■ **WORK TO COMPLETE**
Gather all lines in the data that hold the string "What".

══ DATA FOR THIS TASK ══

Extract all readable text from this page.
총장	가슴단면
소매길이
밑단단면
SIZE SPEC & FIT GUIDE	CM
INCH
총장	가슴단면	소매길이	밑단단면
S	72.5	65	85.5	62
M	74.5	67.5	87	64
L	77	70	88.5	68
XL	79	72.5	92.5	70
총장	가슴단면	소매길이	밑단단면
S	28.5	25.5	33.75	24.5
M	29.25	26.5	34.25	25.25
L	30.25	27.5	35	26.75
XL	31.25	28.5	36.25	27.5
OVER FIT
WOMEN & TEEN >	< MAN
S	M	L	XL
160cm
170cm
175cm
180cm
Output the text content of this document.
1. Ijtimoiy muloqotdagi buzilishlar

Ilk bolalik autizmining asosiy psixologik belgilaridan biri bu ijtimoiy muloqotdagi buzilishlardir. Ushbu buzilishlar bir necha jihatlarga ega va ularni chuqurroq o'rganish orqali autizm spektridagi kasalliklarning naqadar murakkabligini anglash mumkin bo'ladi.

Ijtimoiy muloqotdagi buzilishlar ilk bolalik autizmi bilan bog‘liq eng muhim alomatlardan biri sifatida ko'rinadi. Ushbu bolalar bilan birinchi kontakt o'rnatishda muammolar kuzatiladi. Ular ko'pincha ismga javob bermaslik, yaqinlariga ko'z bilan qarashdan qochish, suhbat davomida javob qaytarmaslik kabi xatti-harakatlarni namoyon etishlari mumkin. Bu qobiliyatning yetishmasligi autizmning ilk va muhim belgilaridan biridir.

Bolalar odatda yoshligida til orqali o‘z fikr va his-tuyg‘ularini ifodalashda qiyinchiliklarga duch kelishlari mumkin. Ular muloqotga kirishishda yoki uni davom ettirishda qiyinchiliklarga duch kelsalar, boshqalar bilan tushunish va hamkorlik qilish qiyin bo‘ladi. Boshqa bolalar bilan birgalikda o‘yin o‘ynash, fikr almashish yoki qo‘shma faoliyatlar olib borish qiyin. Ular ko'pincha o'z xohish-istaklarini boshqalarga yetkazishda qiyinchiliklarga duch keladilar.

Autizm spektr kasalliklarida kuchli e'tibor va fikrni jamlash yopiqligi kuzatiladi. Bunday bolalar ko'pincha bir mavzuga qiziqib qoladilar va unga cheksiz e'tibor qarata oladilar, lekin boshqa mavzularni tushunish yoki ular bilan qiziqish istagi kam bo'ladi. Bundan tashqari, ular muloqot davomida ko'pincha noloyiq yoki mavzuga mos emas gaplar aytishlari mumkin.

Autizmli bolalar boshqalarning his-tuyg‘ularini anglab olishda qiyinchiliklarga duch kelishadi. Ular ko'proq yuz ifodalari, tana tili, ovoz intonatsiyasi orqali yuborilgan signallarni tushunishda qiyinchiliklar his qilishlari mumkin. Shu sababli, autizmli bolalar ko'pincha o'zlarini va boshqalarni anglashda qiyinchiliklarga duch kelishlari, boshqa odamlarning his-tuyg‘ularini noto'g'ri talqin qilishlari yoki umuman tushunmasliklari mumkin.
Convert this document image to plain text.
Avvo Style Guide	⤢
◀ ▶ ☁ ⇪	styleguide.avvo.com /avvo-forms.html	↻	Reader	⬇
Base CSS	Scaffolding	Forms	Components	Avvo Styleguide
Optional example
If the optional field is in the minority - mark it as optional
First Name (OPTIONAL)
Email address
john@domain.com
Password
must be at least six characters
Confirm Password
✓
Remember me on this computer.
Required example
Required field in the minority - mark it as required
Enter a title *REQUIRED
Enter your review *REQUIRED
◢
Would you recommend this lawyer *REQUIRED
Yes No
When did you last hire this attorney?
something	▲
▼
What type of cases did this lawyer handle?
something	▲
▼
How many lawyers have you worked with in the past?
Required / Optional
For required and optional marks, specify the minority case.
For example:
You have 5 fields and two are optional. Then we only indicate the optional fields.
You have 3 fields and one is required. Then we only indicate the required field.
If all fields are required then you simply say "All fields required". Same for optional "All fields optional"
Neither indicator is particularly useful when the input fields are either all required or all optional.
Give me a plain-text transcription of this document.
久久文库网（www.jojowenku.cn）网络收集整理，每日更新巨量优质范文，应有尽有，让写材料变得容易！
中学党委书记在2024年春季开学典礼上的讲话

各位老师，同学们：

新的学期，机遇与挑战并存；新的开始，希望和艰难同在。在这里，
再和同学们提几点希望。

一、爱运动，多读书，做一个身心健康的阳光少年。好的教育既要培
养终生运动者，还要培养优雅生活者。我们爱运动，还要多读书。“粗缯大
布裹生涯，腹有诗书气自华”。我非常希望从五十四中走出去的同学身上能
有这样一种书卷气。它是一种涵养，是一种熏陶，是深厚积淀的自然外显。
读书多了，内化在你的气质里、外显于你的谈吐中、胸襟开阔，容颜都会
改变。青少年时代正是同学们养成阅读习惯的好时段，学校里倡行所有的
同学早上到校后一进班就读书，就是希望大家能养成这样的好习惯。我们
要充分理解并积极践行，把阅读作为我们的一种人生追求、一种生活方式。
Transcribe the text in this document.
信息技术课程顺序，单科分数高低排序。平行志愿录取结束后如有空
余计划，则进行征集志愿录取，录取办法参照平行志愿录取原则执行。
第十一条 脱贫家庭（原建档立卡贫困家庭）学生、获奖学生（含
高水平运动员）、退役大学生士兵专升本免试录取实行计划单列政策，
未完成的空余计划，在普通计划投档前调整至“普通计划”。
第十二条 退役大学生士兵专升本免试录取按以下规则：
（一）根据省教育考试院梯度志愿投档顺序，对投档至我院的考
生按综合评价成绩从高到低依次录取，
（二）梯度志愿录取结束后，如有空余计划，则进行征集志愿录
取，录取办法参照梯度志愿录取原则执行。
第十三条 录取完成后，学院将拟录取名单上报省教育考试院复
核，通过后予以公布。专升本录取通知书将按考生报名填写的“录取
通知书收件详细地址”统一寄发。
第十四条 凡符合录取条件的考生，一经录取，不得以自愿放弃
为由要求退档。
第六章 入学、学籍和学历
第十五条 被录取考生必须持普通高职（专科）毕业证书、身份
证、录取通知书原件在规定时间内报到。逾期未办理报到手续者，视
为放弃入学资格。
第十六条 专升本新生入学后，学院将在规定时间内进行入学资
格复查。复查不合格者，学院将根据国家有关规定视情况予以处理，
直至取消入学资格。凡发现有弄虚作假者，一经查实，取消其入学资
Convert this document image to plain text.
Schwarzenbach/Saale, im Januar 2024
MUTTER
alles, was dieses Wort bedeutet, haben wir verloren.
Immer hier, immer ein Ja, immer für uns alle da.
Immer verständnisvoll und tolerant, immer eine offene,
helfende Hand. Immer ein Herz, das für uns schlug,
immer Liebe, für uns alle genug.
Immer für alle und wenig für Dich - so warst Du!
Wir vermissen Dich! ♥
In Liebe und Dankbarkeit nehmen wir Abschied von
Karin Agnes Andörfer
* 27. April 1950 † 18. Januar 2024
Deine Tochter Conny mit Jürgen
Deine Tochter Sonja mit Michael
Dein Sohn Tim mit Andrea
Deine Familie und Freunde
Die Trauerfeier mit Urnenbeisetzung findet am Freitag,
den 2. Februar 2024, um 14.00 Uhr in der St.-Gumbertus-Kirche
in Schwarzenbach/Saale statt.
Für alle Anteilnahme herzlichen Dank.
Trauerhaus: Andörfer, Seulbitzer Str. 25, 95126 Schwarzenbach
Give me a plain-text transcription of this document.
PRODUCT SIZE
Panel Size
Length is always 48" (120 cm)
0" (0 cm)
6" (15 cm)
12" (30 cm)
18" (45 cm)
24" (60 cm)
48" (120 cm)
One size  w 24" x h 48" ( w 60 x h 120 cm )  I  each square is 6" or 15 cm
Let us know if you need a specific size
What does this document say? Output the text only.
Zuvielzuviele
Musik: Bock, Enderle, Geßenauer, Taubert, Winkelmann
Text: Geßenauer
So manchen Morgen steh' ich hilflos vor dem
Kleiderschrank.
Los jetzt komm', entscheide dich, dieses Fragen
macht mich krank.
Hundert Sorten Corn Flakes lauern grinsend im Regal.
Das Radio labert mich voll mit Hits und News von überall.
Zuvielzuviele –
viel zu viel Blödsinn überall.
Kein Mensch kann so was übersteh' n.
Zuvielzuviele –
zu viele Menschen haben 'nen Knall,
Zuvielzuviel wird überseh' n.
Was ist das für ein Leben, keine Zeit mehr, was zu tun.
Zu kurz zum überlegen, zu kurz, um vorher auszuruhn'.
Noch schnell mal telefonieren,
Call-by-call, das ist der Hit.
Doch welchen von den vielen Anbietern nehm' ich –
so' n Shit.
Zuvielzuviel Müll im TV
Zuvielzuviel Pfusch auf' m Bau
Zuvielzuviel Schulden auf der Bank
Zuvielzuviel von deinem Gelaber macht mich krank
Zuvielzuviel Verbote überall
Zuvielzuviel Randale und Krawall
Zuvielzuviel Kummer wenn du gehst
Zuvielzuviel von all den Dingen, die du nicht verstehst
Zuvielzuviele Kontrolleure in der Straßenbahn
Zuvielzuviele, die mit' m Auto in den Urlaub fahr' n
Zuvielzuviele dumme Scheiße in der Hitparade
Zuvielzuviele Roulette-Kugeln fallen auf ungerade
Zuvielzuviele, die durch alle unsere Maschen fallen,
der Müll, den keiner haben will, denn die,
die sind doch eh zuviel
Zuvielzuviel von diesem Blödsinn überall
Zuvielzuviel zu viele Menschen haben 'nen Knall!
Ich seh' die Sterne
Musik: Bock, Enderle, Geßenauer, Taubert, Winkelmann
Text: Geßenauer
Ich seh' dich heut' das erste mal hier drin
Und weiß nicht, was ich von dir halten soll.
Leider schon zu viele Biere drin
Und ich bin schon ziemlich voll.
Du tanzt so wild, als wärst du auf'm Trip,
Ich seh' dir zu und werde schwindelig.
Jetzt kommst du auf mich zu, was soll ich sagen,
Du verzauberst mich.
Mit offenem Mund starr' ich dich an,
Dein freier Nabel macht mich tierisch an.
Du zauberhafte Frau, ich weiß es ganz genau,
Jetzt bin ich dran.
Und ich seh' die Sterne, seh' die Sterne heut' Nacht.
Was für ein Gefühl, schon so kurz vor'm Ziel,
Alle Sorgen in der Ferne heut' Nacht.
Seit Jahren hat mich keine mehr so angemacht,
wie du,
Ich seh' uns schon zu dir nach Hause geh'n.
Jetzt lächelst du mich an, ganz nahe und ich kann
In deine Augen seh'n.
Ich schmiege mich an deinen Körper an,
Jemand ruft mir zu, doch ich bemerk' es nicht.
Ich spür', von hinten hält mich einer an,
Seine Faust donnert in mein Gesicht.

═══

■ **SOLUTION**
What type of cases did this lawyer handle?
What does this document say? Output the text only.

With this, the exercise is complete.